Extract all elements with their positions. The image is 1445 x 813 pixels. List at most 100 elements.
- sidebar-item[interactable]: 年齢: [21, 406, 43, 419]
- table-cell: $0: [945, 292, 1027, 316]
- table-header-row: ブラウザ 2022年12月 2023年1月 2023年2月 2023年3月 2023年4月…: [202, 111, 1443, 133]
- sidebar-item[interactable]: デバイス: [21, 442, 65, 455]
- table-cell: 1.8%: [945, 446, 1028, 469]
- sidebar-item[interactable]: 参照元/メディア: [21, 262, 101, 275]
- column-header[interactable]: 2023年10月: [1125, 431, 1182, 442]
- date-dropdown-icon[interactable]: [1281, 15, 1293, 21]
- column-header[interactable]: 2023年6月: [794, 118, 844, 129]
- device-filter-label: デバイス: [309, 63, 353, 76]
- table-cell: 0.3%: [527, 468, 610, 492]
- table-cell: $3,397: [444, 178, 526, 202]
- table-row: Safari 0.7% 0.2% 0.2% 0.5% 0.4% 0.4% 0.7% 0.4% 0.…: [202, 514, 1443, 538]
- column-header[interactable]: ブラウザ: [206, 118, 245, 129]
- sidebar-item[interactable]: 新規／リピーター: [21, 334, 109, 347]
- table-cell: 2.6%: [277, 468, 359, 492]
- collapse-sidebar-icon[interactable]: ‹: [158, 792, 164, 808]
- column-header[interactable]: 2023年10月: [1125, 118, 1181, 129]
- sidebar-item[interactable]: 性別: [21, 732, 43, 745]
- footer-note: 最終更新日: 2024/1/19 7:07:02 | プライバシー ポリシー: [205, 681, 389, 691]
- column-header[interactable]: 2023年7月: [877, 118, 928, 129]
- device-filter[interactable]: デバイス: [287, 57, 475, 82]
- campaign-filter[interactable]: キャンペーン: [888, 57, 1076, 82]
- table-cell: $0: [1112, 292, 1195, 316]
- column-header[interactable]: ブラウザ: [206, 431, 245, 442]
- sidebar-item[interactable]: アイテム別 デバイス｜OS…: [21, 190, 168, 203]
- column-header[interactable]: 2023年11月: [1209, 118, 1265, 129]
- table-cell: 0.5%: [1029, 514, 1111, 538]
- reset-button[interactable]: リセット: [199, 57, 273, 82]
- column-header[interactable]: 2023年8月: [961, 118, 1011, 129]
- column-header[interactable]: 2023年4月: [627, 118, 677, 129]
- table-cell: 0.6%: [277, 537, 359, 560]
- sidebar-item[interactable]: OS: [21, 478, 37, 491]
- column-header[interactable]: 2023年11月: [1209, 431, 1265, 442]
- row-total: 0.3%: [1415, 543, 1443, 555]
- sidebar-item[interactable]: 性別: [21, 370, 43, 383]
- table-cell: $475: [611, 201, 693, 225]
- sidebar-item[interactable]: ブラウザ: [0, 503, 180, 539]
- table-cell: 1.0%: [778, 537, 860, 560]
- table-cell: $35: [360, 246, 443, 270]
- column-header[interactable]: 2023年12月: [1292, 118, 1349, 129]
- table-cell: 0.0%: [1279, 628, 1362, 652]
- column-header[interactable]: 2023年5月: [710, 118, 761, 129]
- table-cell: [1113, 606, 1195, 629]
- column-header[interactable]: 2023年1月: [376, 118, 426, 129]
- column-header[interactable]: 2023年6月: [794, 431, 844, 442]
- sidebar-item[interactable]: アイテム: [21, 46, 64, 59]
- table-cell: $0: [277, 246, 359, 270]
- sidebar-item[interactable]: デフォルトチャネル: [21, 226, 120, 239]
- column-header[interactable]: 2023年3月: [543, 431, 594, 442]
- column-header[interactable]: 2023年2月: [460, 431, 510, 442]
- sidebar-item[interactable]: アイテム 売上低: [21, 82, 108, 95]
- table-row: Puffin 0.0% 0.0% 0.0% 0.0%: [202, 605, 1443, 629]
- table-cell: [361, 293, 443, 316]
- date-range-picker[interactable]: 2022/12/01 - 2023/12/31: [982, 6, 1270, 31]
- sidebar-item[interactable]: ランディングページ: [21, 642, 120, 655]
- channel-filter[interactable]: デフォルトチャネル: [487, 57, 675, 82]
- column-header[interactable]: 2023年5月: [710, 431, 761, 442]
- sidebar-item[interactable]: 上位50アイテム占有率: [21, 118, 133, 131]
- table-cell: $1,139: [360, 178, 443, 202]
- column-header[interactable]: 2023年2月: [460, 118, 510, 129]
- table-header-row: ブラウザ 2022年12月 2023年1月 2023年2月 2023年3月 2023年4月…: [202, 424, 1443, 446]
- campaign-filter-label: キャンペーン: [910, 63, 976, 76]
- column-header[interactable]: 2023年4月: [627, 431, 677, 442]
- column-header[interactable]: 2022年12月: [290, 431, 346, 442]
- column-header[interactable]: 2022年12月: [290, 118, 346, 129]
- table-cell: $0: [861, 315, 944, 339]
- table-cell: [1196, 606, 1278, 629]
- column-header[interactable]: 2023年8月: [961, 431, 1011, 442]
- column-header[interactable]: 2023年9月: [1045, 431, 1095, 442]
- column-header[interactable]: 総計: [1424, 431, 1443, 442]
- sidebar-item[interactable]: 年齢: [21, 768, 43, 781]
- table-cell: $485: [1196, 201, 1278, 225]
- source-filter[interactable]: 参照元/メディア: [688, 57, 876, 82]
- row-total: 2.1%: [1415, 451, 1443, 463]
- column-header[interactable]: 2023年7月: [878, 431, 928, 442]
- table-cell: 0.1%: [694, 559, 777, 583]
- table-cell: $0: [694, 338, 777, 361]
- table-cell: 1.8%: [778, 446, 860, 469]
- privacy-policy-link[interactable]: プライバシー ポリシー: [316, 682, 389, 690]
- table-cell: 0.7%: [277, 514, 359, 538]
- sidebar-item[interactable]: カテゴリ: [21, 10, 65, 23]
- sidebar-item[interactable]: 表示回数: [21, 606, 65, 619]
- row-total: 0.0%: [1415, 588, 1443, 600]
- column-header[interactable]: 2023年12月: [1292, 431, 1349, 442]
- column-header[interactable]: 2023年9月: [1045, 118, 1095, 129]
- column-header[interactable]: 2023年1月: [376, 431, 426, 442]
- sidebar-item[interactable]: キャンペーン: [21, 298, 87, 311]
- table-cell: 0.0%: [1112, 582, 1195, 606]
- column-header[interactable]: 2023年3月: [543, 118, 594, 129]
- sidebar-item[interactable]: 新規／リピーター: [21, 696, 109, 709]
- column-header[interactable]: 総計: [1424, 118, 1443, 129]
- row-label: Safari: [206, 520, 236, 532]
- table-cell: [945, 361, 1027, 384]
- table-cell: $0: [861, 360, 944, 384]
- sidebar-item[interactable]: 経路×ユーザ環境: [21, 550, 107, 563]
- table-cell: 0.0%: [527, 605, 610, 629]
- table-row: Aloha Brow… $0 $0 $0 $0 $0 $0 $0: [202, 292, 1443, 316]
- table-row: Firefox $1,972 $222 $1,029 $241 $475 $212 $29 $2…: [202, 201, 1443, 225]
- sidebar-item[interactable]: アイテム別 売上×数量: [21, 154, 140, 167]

_ _ _ _

STATED EXERCISE: Copy every line above verbatim.

RESPONSE FOR THIS EXERCISE:
Extract all elements with their positions. The image is 1445 x 813 pixels. List at most 100 elements.
- sidebar-item[interactable]: 年齢: [21, 406, 43, 419]
- table-cell: $0: [945, 292, 1027, 316]
- table-header-row: ブラウザ 2022年12月 2023年1月 2023年2月 2023年3月 2023年4月…: [202, 111, 1443, 133]
- sidebar-item[interactable]: デバイス: [21, 442, 65, 455]
- table-cell: 1.8%: [945, 446, 1028, 469]
- sidebar-item[interactable]: 参照元/メディア: [21, 262, 101, 275]
- column-header[interactable]: 2023年10月: [1125, 431, 1182, 442]
- date-dropdown-icon[interactable]: [1281, 15, 1293, 21]
- column-header[interactable]: 2023年6月: [794, 118, 844, 129]
- device-filter-label: デバイス: [309, 63, 353, 76]
- table-cell: 0.3%: [527, 468, 610, 492]
- table-cell: $3,397: [444, 178, 526, 202]
- table-row: Safari 0.7% 0.2% 0.2% 0.5% 0.4% 0.4% 0.7% 0.4% 0.…: [202, 514, 1443, 538]
- column-header[interactable]: ブラウザ: [206, 118, 245, 129]
- sidebar-item[interactable]: 新規／リピーター: [21, 334, 109, 347]
- table-cell: 2.6%: [277, 468, 359, 492]
- collapse-sidebar-icon[interactable]: ‹: [158, 792, 164, 808]
- column-header[interactable]: 2023年10月: [1125, 118, 1181, 129]
- sidebar-item[interactable]: 性別: [21, 732, 43, 745]
- footer-note: 最終更新日: 2024/1/19 7:07:02 | プライバシー ポリシー: [205, 681, 389, 691]
- column-header[interactable]: 2023年7月: [877, 118, 928, 129]
- device-filter[interactable]: デバイス: [287, 57, 475, 82]
- campaign-filter[interactable]: キャンペーン: [888, 57, 1076, 82]
- table-cell: $0: [1112, 292, 1195, 316]
- column-header[interactable]: ブラウザ: [206, 431, 245, 442]
- sidebar-item[interactable]: アイテム別 デバイス｜OS…: [21, 190, 168, 203]
- column-header[interactable]: 2023年11月: [1209, 118, 1265, 129]
- table-cell: 0.5%: [1029, 514, 1111, 538]
- reset-button[interactable]: リセット: [199, 57, 273, 82]
- column-header[interactable]: 2023年8月: [961, 118, 1011, 129]
- column-header[interactable]: 2023年4月: [627, 118, 677, 129]
- table-cell: 0.6%: [277, 537, 359, 560]
- sidebar-item[interactable]: OS: [21, 478, 37, 491]
- column-header[interactable]: 2023年11月: [1209, 431, 1265, 442]
- row-total: 0.3%: [1415, 543, 1443, 555]
- sidebar-item[interactable]: 性別: [21, 370, 43, 383]
- table-cell: $475: [611, 201, 693, 225]
- sidebar-item[interactable]: ブラウザ: [0, 503, 180, 539]
- table-cell: 1.0%: [778, 537, 860, 560]
- table-cell: $35: [360, 246, 443, 270]
- column-header[interactable]: 2023年12月: [1292, 118, 1349, 129]
- table-cell: 0.0%: [1279, 628, 1362, 652]
- column-header[interactable]: 2023年5月: [710, 118, 761, 129]
- table-cell: [1113, 606, 1195, 629]
- column-header[interactable]: 2023年1月: [376, 118, 426, 129]
- column-header[interactable]: 2023年6月: [794, 431, 844, 442]
- sidebar-item[interactable]: アイテム: [21, 46, 64, 59]
- table-cell: $0: [277, 246, 359, 270]
- sidebar-item[interactable]: デフォルトチャネル: [21, 226, 120, 239]
- column-header[interactable]: 2023年3月: [543, 431, 594, 442]
- column-header[interactable]: 2023年2月: [460, 431, 510, 442]
- sidebar-item[interactable]: アイテム 売上低: [21, 82, 108, 95]
- table-row: Puffin 0.0% 0.0% 0.0% 0.0%: [202, 605, 1443, 629]
- table-cell: [361, 293, 443, 316]
- date-range-picker[interactable]: 2022/12/01 - 2023/12/31: [982, 6, 1270, 31]
- sidebar-item[interactable]: ランディングページ: [21, 642, 120, 655]
- channel-filter[interactable]: デフォルトチャネル: [487, 57, 675, 82]
- column-header[interactable]: 2023年5月: [710, 431, 761, 442]
- sidebar-item[interactable]: 上位50アイテム占有率: [21, 118, 133, 131]
- table-cell: $1,139: [360, 178, 443, 202]
- column-header[interactable]: 2023年2月: [460, 118, 510, 129]
- table-header-row: ブラウザ 2022年12月 2023年1月 2023年2月 2023年3月 2023年4月…: [202, 424, 1443, 446]
- campaign-filter-label: キャンペーン: [910, 63, 976, 76]
- column-header[interactable]: 2023年4月: [627, 431, 677, 442]
- column-header[interactable]: 2022年12月: [290, 431, 346, 442]
- column-header[interactable]: 2022年12月: [290, 118, 346, 129]
- table-cell: $0: [861, 315, 944, 339]
- table-cell: [1196, 606, 1278, 629]
- column-header[interactable]: 2023年8月: [961, 431, 1011, 442]
- column-header[interactable]: 2023年9月: [1045, 431, 1095, 442]
- column-header[interactable]: 総計: [1424, 431, 1443, 442]
- sidebar-item[interactable]: 年齢: [21, 768, 43, 781]
- table-cell: $485: [1196, 201, 1278, 225]
- source-filter[interactable]: 参照元/メディア: [688, 57, 876, 82]
- row-total: 2.1%: [1415, 451, 1443, 463]
- column-header[interactable]: 2023年7月: [878, 431, 928, 442]
- table-cell: 0.1%: [694, 559, 777, 583]
- table-cell: $0: [694, 338, 777, 361]
- table-cell: 1.8%: [778, 446, 860, 469]
- privacy-policy-link[interactable]: プライバシー ポリシー: [316, 682, 389, 690]
- table-cell: 0.7%: [277, 514, 359, 538]
- sidebar-item[interactable]: カテゴリ: [21, 10, 65, 23]
- sidebar-item[interactable]: 表示回数: [21, 606, 65, 619]
- row-total: 0.0%: [1415, 588, 1443, 600]
- column-header[interactable]: 2023年12月: [1292, 431, 1349, 442]
- column-header[interactable]: 2023年9月: [1045, 118, 1095, 129]
- column-header[interactable]: 2023年1月: [376, 431, 426, 442]
- sidebar-item[interactable]: キャンペーン: [21, 298, 87, 311]
- table-cell: 0.0%: [1112, 582, 1195, 606]
- column-header[interactable]: 2023年3月: [543, 118, 594, 129]
- sidebar-item[interactable]: 新規／リピーター: [21, 696, 109, 709]
- column-header[interactable]: 総計: [1424, 118, 1443, 129]
- row-label: Safari: [206, 520, 236, 532]
- table-cell: [945, 361, 1027, 384]
- table-cell: $0: [861, 360, 944, 384]
- sidebar-item[interactable]: 経路×ユーザ環境: [21, 550, 107, 563]
- table-cell: 0.0%: [527, 605, 610, 629]
- table-row: Aloha Brow… $0 $0 $0 $0 $0 $0 $0: [202, 292, 1443, 316]
- table-row: Firefox $1,972 $222 $1,029 $241 $475 $212 $29 $2…: [202, 201, 1443, 225]
- sidebar-item[interactable]: アイテム別 売上×数量: [21, 154, 140, 167]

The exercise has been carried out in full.